- INPUT -

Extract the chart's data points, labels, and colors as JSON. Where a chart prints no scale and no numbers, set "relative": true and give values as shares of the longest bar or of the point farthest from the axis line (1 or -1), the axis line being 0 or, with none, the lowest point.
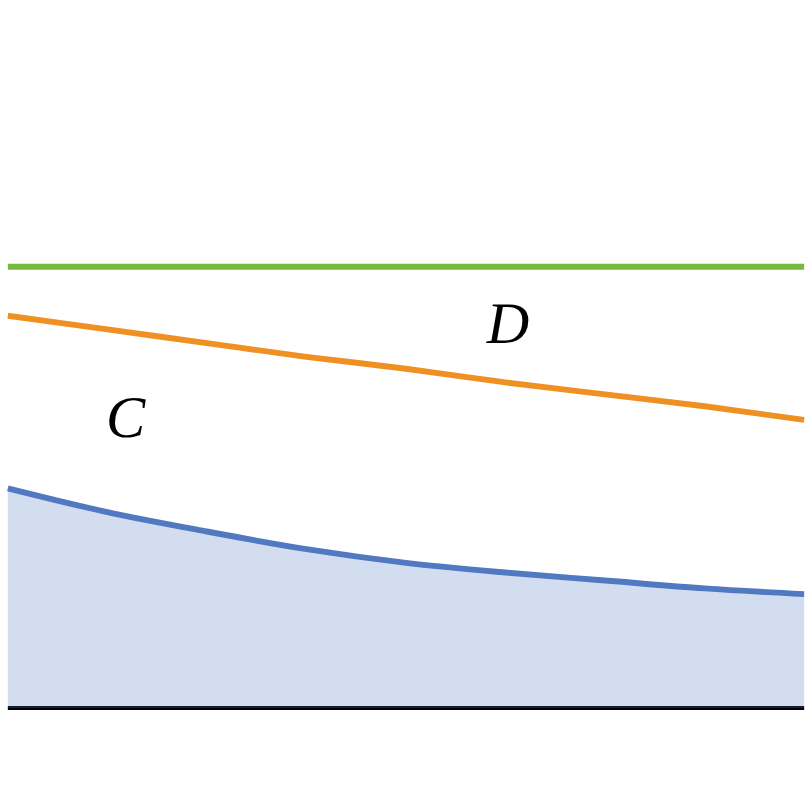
{
  "chart_data": {
    "type": "line",
    "relative": true,
    "categories": [
      null,
      null,
      null,
      null,
      null,
      null,
      null,
      null,
      null
    ],
    "series": [
      {
        "color": "#78b83e",
        "values": [
          1,
          1,
          1,
          1,
          1,
          1,
          1,
          1,
          1
        ]
      },
      {
        "type": "line",
        "color": "#ef9122",
        "values": [
          0.889,
          0.858,
          0.827,
          0.796,
          0.769,
          0.738,
          0.711,
          0.684,
          0.653
        ]
      },
      {
        "type": "area",
        "color": "#5079c2",
        "values": [
          0.498,
          0.444,
          0.4,
          0.36,
          0.329,
          0.307,
          0.289,
          0.271,
          0.258
        ]
      }
    ],
    "annotations": [
      "C",
      "D"
    ],
    "grid": false
  }
}
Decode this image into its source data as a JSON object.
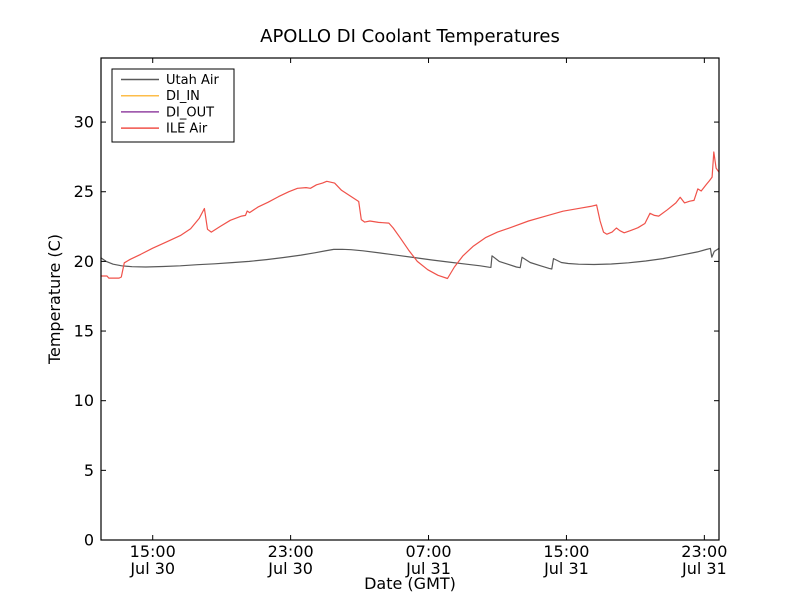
{
  "chart_data": {
    "type": "line",
    "title": "APOLLO DI Coolant Temperatures",
    "xlabel": "Date (GMT)",
    "ylabel": "Temperature (C)",
    "x_unit": "hours after Jul 30 12:00 GMT",
    "xlim": [
      0,
      35.85
    ],
    "ylim": [
      0,
      34.6
    ],
    "grid": false,
    "legend_position": "upper-left",
    "frame_color": "#000000",
    "background_color": "#ffffff",
    "x_ticks": [
      {
        "t": 3,
        "time": "15:00",
        "date": "Jul 30"
      },
      {
        "t": 11,
        "time": "23:00",
        "date": "Jul 30"
      },
      {
        "t": 19,
        "time": "07:00",
        "date": "Jul 31"
      },
      {
        "t": 27,
        "time": "15:00",
        "date": "Jul 31"
      },
      {
        "t": 35,
        "time": "23:00",
        "date": "Jul 31"
      }
    ],
    "y_ticks": [
      0,
      5,
      10,
      15,
      20,
      25,
      30
    ],
    "series": [
      {
        "name": "Utah Air",
        "color": "#595959",
        "points": [
          [
            0,
            20.25
          ],
          [
            0.3,
            20.0
          ],
          [
            0.7,
            19.8
          ],
          [
            1.2,
            19.68
          ],
          [
            1.8,
            19.62
          ],
          [
            2.6,
            19.6
          ],
          [
            3.6,
            19.63
          ],
          [
            4.6,
            19.68
          ],
          [
            5.6,
            19.76
          ],
          [
            6.6,
            19.83
          ],
          [
            7.6,
            19.91
          ],
          [
            8.6,
            20.0
          ],
          [
            9.6,
            20.13
          ],
          [
            10.6,
            20.28
          ],
          [
            11.6,
            20.45
          ],
          [
            12.4,
            20.62
          ],
          [
            13.0,
            20.75
          ],
          [
            13.5,
            20.86
          ],
          [
            14.0,
            20.87
          ],
          [
            14.5,
            20.84
          ],
          [
            15.2,
            20.76
          ],
          [
            16.2,
            20.6
          ],
          [
            17.2,
            20.44
          ],
          [
            18.2,
            20.27
          ],
          [
            19.2,
            20.1
          ],
          [
            20.2,
            19.95
          ],
          [
            21.2,
            19.8
          ],
          [
            22.0,
            19.68
          ],
          [
            22.5,
            19.58
          ],
          [
            22.62,
            19.57
          ],
          [
            22.68,
            20.4
          ],
          [
            23.1,
            20.0
          ],
          [
            23.6,
            19.8
          ],
          [
            24.1,
            19.6
          ],
          [
            24.32,
            19.55
          ],
          [
            24.42,
            20.3
          ],
          [
            24.9,
            19.92
          ],
          [
            25.5,
            19.68
          ],
          [
            26.0,
            19.5
          ],
          [
            26.15,
            19.45
          ],
          [
            26.25,
            20.2
          ],
          [
            26.7,
            19.92
          ],
          [
            27.1,
            19.85
          ],
          [
            27.7,
            19.8
          ],
          [
            28.6,
            19.78
          ],
          [
            29.6,
            19.81
          ],
          [
            30.6,
            19.9
          ],
          [
            31.6,
            20.03
          ],
          [
            32.6,
            20.2
          ],
          [
            33.6,
            20.44
          ],
          [
            34.6,
            20.68
          ],
          [
            35.1,
            20.85
          ],
          [
            35.35,
            20.93
          ],
          [
            35.43,
            20.3
          ],
          [
            35.58,
            20.72
          ],
          [
            35.85,
            20.93
          ]
        ]
      },
      {
        "name": "DI_IN",
        "color": "#fdbd4a",
        "points": []
      },
      {
        "name": "DI_OUT",
        "color": "#9344a2",
        "points": []
      },
      {
        "name": "ILE Air",
        "color": "#f0524a",
        "points": [
          [
            0,
            18.95
          ],
          [
            0.35,
            18.95
          ],
          [
            0.45,
            18.8
          ],
          [
            1.05,
            18.8
          ],
          [
            1.18,
            18.88
          ],
          [
            1.35,
            19.9
          ],
          [
            1.7,
            20.15
          ],
          [
            2.3,
            20.5
          ],
          [
            3.0,
            20.95
          ],
          [
            3.8,
            21.4
          ],
          [
            4.6,
            21.85
          ],
          [
            5.2,
            22.35
          ],
          [
            5.7,
            23.1
          ],
          [
            6.0,
            23.8
          ],
          [
            6.18,
            22.3
          ],
          [
            6.4,
            22.1
          ],
          [
            6.9,
            22.5
          ],
          [
            7.5,
            22.95
          ],
          [
            8.15,
            23.25
          ],
          [
            8.38,
            23.3
          ],
          [
            8.48,
            23.62
          ],
          [
            8.62,
            23.5
          ],
          [
            9.1,
            23.9
          ],
          [
            9.7,
            24.25
          ],
          [
            10.3,
            24.65
          ],
          [
            10.9,
            25.0
          ],
          [
            11.4,
            25.25
          ],
          [
            11.9,
            25.3
          ],
          [
            12.15,
            25.25
          ],
          [
            12.5,
            25.5
          ],
          [
            12.85,
            25.62
          ],
          [
            13.1,
            25.75
          ],
          [
            13.55,
            25.62
          ],
          [
            13.95,
            25.1
          ],
          [
            14.45,
            24.7
          ],
          [
            14.95,
            24.3
          ],
          [
            15.1,
            23.0
          ],
          [
            15.3,
            22.82
          ],
          [
            15.6,
            22.9
          ],
          [
            16.1,
            22.8
          ],
          [
            16.7,
            22.75
          ],
          [
            16.95,
            22.4
          ],
          [
            17.35,
            21.7
          ],
          [
            17.85,
            20.8
          ],
          [
            18.35,
            20.0
          ],
          [
            18.95,
            19.4
          ],
          [
            19.55,
            19.0
          ],
          [
            20.1,
            18.77
          ],
          [
            20.5,
            19.6
          ],
          [
            21.0,
            20.4
          ],
          [
            21.6,
            21.1
          ],
          [
            22.3,
            21.7
          ],
          [
            23.0,
            22.1
          ],
          [
            23.8,
            22.45
          ],
          [
            24.8,
            22.9
          ],
          [
            25.8,
            23.25
          ],
          [
            26.8,
            23.6
          ],
          [
            27.8,
            23.82
          ],
          [
            28.4,
            23.95
          ],
          [
            28.75,
            24.05
          ],
          [
            28.95,
            22.9
          ],
          [
            29.15,
            22.1
          ],
          [
            29.35,
            21.95
          ],
          [
            29.65,
            22.1
          ],
          [
            29.9,
            22.4
          ],
          [
            30.1,
            22.2
          ],
          [
            30.35,
            22.05
          ],
          [
            30.7,
            22.2
          ],
          [
            31.15,
            22.42
          ],
          [
            31.55,
            22.72
          ],
          [
            31.85,
            23.45
          ],
          [
            32.1,
            23.3
          ],
          [
            32.35,
            23.25
          ],
          [
            32.85,
            23.7
          ],
          [
            33.35,
            24.2
          ],
          [
            33.6,
            24.6
          ],
          [
            33.85,
            24.2
          ],
          [
            34.15,
            24.32
          ],
          [
            34.4,
            24.38
          ],
          [
            34.62,
            25.2
          ],
          [
            34.82,
            25.05
          ],
          [
            35.1,
            25.5
          ],
          [
            35.3,
            25.8
          ],
          [
            35.45,
            26.05
          ],
          [
            35.55,
            27.85
          ],
          [
            35.68,
            26.7
          ],
          [
            35.85,
            26.4
          ]
        ]
      }
    ]
  }
}
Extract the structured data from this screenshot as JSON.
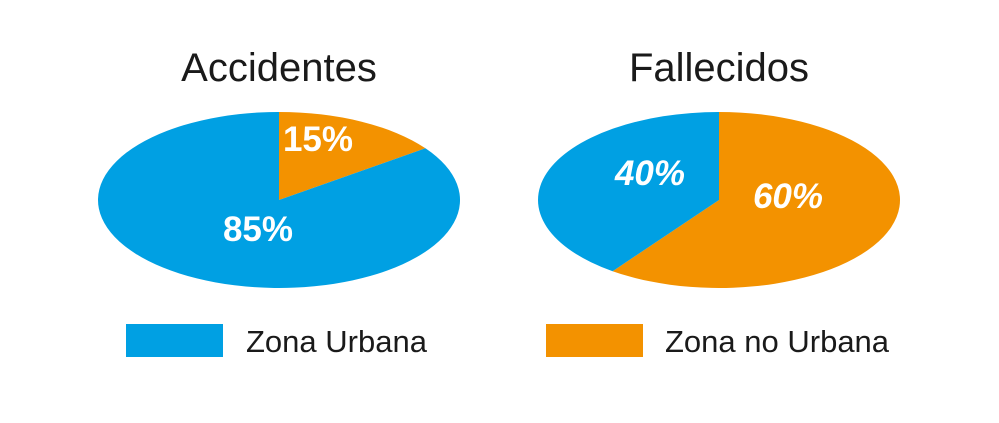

- INSTRUCTION -
Tally the lines in the listing that hold "name" and report the number alone.

- FINAL RESULT -
4